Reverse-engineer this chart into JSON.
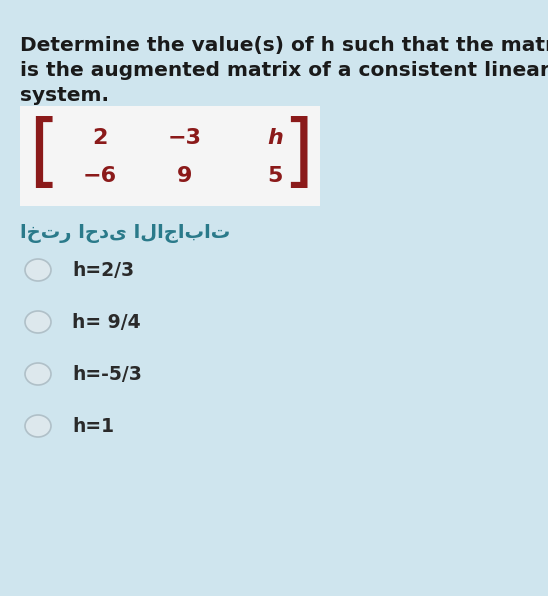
{
  "background_color": "#cfe5ee",
  "title_lines": [
    "Determine the value(s) of h such that the matrix",
    "is the augmented matrix of a consistent linear",
    "system."
  ],
  "title_color": "#1a1a1a",
  "title_fontsize": 14.5,
  "matrix_bg": "#f5f5f5",
  "matrix_row1": [
    "2",
    "−3",
    "h"
  ],
  "matrix_row2": [
    "−6",
    "9",
    "5"
  ],
  "matrix_color": "#8b1a1a",
  "arabic_text": "اختر احدى الاجابات",
  "arabic_color": "#2a7a8a",
  "arabic_fontsize": 14,
  "options": [
    "h=2/3",
    "h= 9/4",
    "h=-5/3",
    "h=1"
  ],
  "option_color": "#2a2a2a",
  "option_fontsize": 13.5,
  "radio_fill": "#dde8ed",
  "radio_edge": "#b0c0c8"
}
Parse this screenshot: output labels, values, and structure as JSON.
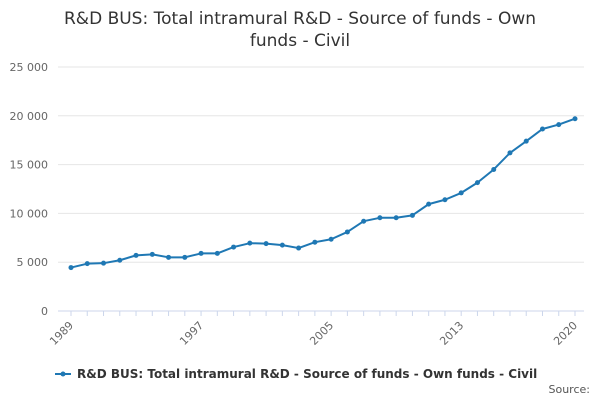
{
  "chart_data": {
    "type": "line",
    "title": "R&D BUS: Total intramural R&D - Source of funds - Own funds - Civil",
    "xlabel": "",
    "ylabel": "",
    "x": [
      1989,
      1990,
      1991,
      1992,
      1993,
      1994,
      1995,
      1996,
      1997,
      1998,
      1999,
      2000,
      2001,
      2002,
      2003,
      2004,
      2005,
      2006,
      2007,
      2008,
      2009,
      2010,
      2011,
      2012,
      2013,
      2014,
      2015,
      2016,
      2017,
      2018,
      2019,
      2020
    ],
    "series": [
      {
        "name": "R&D BUS: Total intramural R&D - Source of funds - Own funds - Civil",
        "color": "#1f78b4",
        "values": [
          4450,
          4850,
          4900,
          5200,
          5700,
          5800,
          5500,
          5500,
          5900,
          5900,
          6550,
          6950,
          6900,
          6750,
          6450,
          7050,
          7350,
          8100,
          9200,
          9550,
          9550,
          9800,
          10950,
          11400,
          12100,
          13150,
          14500,
          16200,
          17400,
          18650,
          19100,
          19700
        ]
      }
    ],
    "xlim": [
      1989,
      2020
    ],
    "ylim": [
      0,
      25000
    ],
    "x_ticks": [
      "1989",
      "1997",
      "2005",
      "2013",
      "2020"
    ],
    "y_ticks": [
      "0",
      "5 000",
      "10 000",
      "15 000",
      "20 000",
      "25 000"
    ],
    "grid": true,
    "legend": "bottom"
  },
  "source_label": "Source:"
}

> What you should do:
Gather from the records above every line containing the string "values".

> Full answer:
Parse this screenshot: output labels, values, and structure as JSON.
        "values": [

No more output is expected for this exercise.